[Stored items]
==============================

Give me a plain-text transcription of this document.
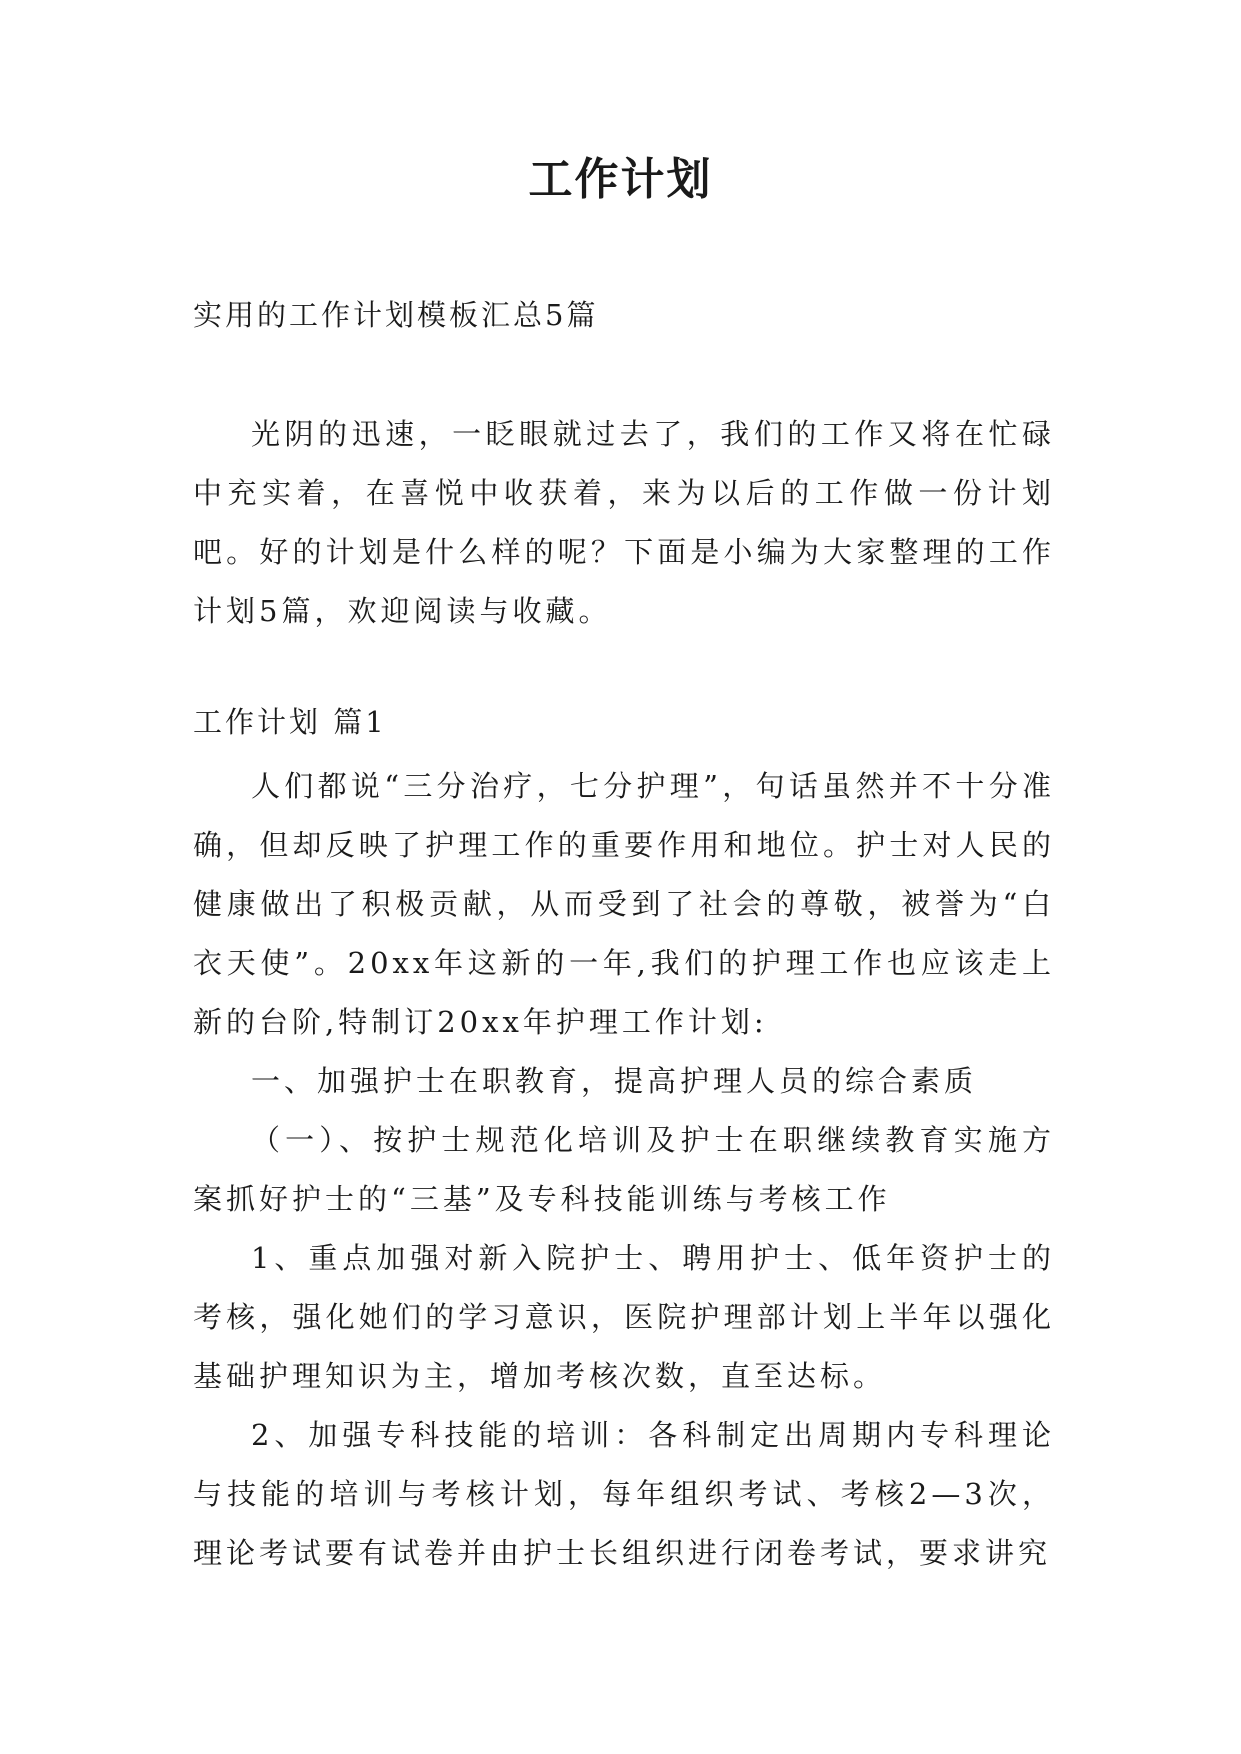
工作计划
实用的工作计划模板汇总5篇

光阴的迅速，一眨眼就过去了，我们的工作又将在忙碌中充实着，在喜悦中收获着，来为以后的工作做一份计划吧。好的计划是什么样的呢？下面是小编为大家整理的工作计划5篇，欢迎阅读与收藏。

工作计划 篇1

人们都说“三分治疗，七分护理”，句话虽然并不十分准确，但却反映了护理工作的重要作用和地位。护士对人民的健康做出了积极贡献，从而受到了社会的尊敬，被誉为“白衣天使”。20xx年这新的一年,我们的护理工作也应该走上新的台阶,特制订20xx年护理工作计划:

一、加强护士在职教育，提高护理人员的综合素质

（一）、按护士规范化培训及护士在职继续教育实施方案抓好护士的“三基”及专科技能训练与考核工作

1、重点加强对新入院护士、聘用护士、低年资护士的考核，强化她们的学习意识，医院护理部计划上半年以强化基础护理知识为主，增加考核次数，直至达标。

2、加强专科技能的培训：各科制定出周期内专科理论与技能的培训与考核计划，每年组织考试、考核2—3次，理论考试要有试卷并由护士长组织进行闭卷考试，要求讲究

==============================

- Stated problem: Your task is an exact transcription of all the data, minus the pictures.

- Answer in full:
Give me a plain-text transcription of this document.
工作计划
实用的工作计划模板汇总5篇

光阴的迅速，一眨眼就过去了，我们的工作又将在忙碌中充实着，在喜悦中收获着，来为以后的工作做一份计划吧。好的计划是什么样的呢？下面是小编为大家整理的工作计划5篇，欢迎阅读与收藏。

工作计划 篇1

人们都说“三分治疗，七分护理”，句话虽然并不十分准确，但却反映了护理工作的重要作用和地位。护士对人民的健康做出了积极贡献，从而受到了社会的尊敬，被誉为“白衣天使”。20xx年这新的一年,我们的护理工作也应该走上新的台阶,特制订20xx年护理工作计划:

一、加强护士在职教育，提高护理人员的综合素质

（一）、按护士规范化培训及护士在职继续教育实施方案抓好护士的“三基”及专科技能训练与考核工作

1、重点加强对新入院护士、聘用护士、低年资护士的考核，强化她们的学习意识，医院护理部计划上半年以强化基础护理知识为主，增加考核次数，直至达标。

2、加强专科技能的培训：各科制定出周期内专科理论与技能的培训与考核计划，每年组织考试、考核2—3次，理论考试要有试卷并由护士长组织进行闭卷考试，要求讲究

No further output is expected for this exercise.